*PROBLEM DESCRIPTION*. Pull every line containing "通过学习" from the entries.

Stored items:
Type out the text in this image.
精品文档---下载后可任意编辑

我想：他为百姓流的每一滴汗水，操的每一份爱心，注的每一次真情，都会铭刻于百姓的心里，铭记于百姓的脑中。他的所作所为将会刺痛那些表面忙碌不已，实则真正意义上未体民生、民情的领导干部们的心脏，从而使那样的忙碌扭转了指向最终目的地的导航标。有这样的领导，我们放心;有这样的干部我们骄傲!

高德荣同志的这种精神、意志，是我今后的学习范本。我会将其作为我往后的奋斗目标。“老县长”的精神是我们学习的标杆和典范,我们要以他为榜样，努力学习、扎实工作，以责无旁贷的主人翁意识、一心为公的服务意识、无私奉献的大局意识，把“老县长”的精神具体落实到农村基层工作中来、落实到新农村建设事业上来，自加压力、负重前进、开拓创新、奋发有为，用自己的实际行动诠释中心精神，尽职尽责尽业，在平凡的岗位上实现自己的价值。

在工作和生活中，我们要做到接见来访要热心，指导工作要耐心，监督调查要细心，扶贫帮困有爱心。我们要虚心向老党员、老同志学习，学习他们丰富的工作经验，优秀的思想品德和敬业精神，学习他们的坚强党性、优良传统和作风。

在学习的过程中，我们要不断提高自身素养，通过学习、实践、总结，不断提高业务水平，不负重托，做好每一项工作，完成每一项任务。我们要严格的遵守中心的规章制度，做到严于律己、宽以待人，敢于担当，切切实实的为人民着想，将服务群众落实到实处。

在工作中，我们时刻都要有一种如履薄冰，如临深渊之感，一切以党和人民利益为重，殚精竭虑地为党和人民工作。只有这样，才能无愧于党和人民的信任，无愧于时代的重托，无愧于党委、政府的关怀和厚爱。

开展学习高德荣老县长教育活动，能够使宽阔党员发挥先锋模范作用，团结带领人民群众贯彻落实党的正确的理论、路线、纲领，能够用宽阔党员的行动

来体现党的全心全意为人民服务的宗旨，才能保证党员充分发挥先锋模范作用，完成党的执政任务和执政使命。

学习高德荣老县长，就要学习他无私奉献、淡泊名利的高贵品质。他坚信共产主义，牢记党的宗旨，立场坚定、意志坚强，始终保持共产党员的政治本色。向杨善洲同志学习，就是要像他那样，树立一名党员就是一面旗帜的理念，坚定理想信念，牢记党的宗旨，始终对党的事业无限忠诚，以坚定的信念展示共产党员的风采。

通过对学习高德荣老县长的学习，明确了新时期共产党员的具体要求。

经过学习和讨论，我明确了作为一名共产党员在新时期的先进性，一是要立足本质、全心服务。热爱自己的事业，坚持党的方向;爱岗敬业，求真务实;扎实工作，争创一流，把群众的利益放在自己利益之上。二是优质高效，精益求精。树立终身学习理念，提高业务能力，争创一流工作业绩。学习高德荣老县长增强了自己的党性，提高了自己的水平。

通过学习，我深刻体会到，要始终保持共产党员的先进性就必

*TASK OUTPUT*.
在学习的过程中，我们要不断提高自身素养，通过学习、实践、总结，不断提高业务水平，不负重托，做好每一项工作，完成每一项任务。我们要严格的遵守中心的规章制度，做到严于律己、宽以待人，敢于担当，切切实实的为人民着想，将服务群众落实到实处。
通过学习，我深刻体会到，要始终保持共产党员的先进性就必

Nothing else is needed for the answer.